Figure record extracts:
start

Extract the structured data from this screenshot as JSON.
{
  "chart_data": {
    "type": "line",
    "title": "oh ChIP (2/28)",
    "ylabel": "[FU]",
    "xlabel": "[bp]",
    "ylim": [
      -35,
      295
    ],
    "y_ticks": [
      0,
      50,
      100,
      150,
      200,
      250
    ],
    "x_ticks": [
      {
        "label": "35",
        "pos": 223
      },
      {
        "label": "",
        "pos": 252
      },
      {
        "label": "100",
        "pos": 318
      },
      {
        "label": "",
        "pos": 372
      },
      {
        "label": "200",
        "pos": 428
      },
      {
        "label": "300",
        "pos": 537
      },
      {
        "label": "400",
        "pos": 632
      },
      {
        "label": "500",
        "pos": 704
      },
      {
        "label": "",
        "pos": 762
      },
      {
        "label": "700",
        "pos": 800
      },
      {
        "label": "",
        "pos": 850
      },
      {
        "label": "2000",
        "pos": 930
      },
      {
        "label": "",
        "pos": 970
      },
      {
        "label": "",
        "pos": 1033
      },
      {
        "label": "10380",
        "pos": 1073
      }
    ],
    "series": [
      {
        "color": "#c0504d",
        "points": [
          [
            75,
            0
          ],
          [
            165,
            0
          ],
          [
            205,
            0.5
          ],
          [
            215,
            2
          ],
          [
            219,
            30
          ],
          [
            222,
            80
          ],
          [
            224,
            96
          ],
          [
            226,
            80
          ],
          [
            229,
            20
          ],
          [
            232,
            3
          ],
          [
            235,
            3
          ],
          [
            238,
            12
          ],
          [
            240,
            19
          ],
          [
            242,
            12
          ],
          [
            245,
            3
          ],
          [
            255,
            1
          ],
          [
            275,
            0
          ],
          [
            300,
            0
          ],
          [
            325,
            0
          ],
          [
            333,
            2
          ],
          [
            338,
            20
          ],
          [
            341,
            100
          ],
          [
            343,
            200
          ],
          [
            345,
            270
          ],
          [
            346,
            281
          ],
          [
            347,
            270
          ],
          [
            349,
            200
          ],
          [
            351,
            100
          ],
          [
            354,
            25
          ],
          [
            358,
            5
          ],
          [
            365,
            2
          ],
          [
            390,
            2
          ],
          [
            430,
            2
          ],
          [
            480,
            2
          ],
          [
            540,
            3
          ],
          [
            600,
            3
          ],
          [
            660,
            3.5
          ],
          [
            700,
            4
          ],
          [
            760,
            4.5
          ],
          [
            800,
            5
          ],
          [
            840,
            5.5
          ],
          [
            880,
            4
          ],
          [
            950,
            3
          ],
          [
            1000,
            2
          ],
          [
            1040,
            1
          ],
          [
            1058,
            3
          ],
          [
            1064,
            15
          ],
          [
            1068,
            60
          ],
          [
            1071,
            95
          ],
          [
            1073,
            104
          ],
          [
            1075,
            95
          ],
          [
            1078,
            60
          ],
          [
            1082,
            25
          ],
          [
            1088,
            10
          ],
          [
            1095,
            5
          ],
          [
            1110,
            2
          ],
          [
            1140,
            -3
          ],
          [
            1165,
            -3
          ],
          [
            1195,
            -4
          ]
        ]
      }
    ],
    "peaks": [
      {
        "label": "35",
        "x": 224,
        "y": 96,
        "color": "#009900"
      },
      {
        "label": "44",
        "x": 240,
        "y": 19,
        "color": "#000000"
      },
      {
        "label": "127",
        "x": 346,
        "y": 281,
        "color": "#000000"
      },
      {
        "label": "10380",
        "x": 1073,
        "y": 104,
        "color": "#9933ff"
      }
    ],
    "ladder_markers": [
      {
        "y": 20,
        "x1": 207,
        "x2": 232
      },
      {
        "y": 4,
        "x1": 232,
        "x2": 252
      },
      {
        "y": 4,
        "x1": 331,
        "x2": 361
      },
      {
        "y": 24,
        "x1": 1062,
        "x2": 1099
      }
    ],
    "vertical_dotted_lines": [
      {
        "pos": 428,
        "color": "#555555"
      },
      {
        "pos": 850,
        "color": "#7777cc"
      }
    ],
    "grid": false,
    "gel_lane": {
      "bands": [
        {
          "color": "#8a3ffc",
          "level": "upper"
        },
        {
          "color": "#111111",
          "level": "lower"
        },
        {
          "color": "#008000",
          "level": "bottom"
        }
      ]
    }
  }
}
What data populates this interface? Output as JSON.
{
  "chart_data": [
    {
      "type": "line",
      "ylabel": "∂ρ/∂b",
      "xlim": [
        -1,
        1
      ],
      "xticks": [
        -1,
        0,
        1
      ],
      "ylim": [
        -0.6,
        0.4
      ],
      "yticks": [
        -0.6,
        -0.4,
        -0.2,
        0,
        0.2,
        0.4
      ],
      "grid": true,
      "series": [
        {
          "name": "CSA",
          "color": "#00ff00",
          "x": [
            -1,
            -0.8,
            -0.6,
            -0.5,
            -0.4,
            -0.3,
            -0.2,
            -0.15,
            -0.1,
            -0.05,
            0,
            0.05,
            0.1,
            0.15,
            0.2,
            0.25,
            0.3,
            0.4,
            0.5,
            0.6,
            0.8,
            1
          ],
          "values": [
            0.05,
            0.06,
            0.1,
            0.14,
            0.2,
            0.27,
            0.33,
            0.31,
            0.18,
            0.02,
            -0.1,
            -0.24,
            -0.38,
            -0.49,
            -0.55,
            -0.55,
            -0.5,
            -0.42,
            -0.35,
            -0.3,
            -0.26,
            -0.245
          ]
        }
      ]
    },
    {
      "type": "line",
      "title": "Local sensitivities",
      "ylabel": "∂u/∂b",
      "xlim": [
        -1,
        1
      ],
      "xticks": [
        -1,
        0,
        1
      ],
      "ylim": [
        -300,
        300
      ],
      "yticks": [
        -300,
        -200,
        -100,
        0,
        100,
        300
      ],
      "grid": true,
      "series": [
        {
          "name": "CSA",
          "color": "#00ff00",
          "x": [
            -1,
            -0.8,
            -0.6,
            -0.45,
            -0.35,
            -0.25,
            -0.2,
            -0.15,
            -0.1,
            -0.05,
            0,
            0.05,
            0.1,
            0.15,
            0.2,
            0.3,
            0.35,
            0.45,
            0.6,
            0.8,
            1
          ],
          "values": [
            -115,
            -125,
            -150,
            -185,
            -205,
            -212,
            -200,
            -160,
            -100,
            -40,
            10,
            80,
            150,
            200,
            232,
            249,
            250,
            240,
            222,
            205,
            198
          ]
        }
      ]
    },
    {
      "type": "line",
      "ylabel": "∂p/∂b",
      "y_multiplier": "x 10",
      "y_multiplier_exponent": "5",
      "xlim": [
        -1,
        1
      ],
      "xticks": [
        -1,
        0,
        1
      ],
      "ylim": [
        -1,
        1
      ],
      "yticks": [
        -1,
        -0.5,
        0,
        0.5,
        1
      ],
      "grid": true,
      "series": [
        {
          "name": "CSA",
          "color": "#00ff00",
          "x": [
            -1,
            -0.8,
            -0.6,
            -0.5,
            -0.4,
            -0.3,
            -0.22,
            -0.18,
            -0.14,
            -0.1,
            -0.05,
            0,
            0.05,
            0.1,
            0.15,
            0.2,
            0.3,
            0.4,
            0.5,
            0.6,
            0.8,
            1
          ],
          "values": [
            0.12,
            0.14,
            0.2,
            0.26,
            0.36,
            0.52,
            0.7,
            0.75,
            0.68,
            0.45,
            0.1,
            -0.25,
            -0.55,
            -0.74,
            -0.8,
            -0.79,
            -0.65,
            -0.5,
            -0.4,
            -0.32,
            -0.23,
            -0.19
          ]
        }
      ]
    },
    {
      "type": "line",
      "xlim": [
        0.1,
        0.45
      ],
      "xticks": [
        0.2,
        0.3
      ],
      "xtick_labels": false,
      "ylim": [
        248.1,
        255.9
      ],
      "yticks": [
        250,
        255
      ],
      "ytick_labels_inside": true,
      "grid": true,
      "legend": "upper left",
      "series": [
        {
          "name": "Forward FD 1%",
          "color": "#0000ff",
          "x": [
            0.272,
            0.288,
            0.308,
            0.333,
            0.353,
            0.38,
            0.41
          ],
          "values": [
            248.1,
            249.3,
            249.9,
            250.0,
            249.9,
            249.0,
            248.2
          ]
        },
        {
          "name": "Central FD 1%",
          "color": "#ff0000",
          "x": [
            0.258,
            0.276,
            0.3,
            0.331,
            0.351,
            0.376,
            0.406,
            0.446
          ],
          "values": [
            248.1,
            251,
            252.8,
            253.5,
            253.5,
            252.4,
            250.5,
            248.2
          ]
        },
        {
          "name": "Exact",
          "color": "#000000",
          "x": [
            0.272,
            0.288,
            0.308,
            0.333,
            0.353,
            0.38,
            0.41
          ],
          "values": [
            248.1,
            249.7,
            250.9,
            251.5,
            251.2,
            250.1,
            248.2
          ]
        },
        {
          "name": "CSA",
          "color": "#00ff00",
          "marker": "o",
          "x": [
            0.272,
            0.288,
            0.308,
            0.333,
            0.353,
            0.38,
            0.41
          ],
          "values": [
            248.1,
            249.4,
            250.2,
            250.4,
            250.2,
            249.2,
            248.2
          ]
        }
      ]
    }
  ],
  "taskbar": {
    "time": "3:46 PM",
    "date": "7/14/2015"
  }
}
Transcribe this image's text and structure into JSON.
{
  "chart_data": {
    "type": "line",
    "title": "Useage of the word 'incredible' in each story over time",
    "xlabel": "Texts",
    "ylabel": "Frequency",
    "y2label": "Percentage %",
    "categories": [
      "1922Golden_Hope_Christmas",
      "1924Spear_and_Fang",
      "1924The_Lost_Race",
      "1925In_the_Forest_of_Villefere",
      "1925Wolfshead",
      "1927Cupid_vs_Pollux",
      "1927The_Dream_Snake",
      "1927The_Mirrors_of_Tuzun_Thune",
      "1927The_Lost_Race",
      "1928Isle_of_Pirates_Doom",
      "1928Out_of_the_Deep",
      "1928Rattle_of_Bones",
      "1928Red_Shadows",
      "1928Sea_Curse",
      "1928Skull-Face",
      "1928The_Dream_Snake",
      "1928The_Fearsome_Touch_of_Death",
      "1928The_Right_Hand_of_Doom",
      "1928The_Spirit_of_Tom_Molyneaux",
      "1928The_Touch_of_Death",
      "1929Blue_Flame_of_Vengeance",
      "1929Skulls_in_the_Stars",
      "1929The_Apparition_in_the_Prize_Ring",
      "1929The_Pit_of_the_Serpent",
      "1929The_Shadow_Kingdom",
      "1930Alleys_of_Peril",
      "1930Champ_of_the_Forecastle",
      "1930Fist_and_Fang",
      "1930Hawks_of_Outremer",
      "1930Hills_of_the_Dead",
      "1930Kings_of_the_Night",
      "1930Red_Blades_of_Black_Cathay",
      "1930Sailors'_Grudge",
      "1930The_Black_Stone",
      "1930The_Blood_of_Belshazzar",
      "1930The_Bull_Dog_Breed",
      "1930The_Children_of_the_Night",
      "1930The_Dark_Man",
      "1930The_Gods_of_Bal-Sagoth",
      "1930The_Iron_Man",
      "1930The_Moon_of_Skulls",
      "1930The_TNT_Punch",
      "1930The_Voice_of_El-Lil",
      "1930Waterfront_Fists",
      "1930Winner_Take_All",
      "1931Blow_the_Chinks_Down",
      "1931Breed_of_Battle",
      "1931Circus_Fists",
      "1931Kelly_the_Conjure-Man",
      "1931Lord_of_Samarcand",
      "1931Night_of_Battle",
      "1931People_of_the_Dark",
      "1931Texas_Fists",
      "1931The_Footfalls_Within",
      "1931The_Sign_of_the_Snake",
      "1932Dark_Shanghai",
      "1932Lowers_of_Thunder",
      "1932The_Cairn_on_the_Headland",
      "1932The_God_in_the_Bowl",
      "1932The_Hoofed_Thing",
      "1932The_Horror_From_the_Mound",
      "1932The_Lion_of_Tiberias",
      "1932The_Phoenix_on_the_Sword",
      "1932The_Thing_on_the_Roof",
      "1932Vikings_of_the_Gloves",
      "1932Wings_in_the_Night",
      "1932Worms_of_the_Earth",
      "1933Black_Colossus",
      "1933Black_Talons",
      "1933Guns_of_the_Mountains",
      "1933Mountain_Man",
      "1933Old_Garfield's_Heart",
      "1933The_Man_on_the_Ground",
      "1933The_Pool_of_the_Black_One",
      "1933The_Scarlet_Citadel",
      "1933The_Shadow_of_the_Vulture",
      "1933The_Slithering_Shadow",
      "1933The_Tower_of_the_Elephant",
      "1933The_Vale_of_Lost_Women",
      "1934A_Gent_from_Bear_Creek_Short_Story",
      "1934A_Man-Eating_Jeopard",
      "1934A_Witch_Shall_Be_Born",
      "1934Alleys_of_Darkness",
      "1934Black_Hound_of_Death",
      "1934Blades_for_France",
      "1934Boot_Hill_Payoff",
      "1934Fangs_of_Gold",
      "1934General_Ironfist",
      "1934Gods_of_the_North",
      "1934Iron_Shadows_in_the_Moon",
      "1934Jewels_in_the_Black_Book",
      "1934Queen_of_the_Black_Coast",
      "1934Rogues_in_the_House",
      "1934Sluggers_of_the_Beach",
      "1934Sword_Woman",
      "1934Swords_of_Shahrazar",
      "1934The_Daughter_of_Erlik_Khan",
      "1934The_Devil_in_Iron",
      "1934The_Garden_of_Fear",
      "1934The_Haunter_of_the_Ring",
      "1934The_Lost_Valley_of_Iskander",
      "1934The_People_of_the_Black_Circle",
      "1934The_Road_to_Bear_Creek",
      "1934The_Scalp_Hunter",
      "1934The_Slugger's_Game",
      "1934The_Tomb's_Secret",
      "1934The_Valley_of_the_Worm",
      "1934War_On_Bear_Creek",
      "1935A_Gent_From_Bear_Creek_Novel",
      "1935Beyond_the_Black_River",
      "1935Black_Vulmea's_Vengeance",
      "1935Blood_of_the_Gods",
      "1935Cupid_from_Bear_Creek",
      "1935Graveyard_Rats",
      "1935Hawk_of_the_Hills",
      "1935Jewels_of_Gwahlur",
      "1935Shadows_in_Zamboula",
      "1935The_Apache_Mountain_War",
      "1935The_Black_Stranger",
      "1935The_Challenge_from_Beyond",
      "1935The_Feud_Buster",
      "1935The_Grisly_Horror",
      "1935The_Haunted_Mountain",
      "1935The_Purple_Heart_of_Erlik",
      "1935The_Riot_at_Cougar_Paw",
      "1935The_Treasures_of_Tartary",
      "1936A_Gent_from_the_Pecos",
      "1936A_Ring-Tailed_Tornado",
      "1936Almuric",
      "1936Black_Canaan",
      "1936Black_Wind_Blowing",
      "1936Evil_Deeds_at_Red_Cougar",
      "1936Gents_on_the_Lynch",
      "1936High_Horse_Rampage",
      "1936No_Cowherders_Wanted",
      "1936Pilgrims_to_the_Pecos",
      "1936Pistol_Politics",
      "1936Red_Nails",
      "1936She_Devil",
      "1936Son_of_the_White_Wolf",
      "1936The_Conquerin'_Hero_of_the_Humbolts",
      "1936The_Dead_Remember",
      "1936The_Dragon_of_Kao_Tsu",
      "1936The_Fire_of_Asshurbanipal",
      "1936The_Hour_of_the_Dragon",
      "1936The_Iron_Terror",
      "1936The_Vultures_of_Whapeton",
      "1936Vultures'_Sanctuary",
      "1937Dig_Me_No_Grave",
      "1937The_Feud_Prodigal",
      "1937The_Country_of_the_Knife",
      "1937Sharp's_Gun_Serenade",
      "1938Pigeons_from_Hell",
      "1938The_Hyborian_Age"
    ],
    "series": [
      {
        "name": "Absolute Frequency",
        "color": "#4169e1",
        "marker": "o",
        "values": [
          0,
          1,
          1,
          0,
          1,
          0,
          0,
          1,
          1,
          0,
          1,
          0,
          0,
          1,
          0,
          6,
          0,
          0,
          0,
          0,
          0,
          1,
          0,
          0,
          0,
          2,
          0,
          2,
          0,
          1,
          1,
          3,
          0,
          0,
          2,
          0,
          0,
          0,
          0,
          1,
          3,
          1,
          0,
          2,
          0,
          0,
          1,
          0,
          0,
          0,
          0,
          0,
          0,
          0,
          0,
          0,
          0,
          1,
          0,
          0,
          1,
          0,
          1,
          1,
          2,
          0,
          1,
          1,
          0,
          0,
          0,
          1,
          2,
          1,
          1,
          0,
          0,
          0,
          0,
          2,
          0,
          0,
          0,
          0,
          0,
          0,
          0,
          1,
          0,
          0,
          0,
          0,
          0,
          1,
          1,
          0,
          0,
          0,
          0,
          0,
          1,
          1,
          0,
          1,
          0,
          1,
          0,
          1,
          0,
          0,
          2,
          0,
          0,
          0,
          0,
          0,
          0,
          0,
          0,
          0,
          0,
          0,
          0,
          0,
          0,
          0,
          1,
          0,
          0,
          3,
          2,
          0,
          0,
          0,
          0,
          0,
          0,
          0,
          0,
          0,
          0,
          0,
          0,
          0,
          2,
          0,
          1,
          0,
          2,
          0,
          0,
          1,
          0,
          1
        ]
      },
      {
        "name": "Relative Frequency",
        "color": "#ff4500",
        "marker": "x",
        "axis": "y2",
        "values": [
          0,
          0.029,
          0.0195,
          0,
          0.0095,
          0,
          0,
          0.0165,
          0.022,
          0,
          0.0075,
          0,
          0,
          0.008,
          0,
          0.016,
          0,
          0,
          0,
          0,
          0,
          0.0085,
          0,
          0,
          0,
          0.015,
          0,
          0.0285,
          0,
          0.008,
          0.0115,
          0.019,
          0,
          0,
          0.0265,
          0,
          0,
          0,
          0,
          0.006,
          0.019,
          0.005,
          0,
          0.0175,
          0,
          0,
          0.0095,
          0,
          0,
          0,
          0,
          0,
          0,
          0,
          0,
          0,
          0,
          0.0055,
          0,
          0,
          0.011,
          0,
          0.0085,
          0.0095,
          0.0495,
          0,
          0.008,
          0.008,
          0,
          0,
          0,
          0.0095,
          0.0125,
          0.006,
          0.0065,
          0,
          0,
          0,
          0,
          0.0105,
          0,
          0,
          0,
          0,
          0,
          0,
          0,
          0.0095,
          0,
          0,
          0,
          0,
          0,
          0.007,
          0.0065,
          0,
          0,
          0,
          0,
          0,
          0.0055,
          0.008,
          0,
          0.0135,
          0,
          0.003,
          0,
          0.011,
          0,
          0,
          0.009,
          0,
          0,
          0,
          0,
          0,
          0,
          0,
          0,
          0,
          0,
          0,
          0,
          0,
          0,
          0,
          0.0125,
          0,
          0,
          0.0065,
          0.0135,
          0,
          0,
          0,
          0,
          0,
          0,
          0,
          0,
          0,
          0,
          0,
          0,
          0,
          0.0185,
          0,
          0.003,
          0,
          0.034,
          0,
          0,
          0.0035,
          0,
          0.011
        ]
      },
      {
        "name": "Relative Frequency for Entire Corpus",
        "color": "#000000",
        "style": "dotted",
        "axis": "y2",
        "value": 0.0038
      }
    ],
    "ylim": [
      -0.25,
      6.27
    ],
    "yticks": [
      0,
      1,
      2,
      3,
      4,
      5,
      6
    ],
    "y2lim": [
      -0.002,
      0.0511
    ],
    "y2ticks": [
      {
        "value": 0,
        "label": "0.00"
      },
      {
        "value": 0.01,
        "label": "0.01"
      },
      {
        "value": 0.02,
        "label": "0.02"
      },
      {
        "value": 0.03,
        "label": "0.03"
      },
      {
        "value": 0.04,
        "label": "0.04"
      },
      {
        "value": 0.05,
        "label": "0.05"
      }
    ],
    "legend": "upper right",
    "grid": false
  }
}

end

- _Work to complete_
Copy all lines from the listing that contain "name".

- _Answer for the task_
          "name": "CSA",
          "name": "CSA",
          "name": "CSA",
          "name": "Forward FD 1%",
          "name": "Central FD 1%",
          "name": "Exact",
          "name": "CSA",
        "name": "Absolute Frequency",
        "name": "Relative Frequency",
        "name": "Relative Frequency for Entire Corpus",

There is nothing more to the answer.